(SET PROBLEM): Your task is to extract the lines from the one holding "Type out the text in this image." through the end of the material. Set them down exactly and add nothing.

(PROVIDED ENTRIES):
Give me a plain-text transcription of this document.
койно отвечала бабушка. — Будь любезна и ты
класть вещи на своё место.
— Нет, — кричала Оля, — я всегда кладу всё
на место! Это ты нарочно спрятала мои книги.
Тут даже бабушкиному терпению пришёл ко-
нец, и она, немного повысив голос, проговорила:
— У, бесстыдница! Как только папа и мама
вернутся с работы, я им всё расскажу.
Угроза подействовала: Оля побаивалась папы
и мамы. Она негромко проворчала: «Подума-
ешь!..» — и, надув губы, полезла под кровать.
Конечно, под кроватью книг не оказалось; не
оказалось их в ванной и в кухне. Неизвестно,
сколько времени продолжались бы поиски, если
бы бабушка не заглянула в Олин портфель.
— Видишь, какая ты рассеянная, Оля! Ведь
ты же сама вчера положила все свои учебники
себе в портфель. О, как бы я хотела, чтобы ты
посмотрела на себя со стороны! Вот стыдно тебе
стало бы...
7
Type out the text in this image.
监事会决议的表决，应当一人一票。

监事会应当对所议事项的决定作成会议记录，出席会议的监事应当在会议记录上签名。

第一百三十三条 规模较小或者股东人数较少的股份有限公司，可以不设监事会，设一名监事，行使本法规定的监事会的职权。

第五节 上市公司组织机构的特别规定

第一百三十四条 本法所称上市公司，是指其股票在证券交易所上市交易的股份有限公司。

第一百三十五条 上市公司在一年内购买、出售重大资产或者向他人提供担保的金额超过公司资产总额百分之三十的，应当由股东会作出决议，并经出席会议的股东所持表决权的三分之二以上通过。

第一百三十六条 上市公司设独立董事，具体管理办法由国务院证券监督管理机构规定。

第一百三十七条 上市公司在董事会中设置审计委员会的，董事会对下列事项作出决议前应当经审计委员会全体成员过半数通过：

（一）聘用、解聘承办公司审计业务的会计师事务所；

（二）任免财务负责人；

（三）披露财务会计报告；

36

(EXPECTED OUTPUT):
Type out the text in this image.
监事会决议的表决，应当一人一票。

监事会应当对所议事项的决定作成会议记录，出席会议的监事应当在会议记录上签名。

第一百三十三条 规模较小或者股东人数较少的股份有限公司，可以不设监事会，设一名监事，行使本法规定的监事会的职权。

第五节 上市公司组织机构的特别规定

第一百三十四条 本法所称上市公司，是指其股票在证券交易所上市交易的股份有限公司。

第一百三十五条 上市公司在一年内购买、出售重大资产或者向他人提供担保的金额超过公司资产总额百分之三十的，应当由股东会作出决议，并经出席会议的股东所持表决权的三分之二以上通过。

第一百三十六条 上市公司设独立董事，具体管理办法由国务院证券监督管理机构规定。

第一百三十七条 上市公司在董事会中设置审计委员会的，董事会对下列事项作出决议前应当经审计委员会全体成员过半数通过：

（一）聘用、解聘承办公司审计业务的会计师事务所；

（二）任免财务负责人；

（三）披露财务会计报告；

36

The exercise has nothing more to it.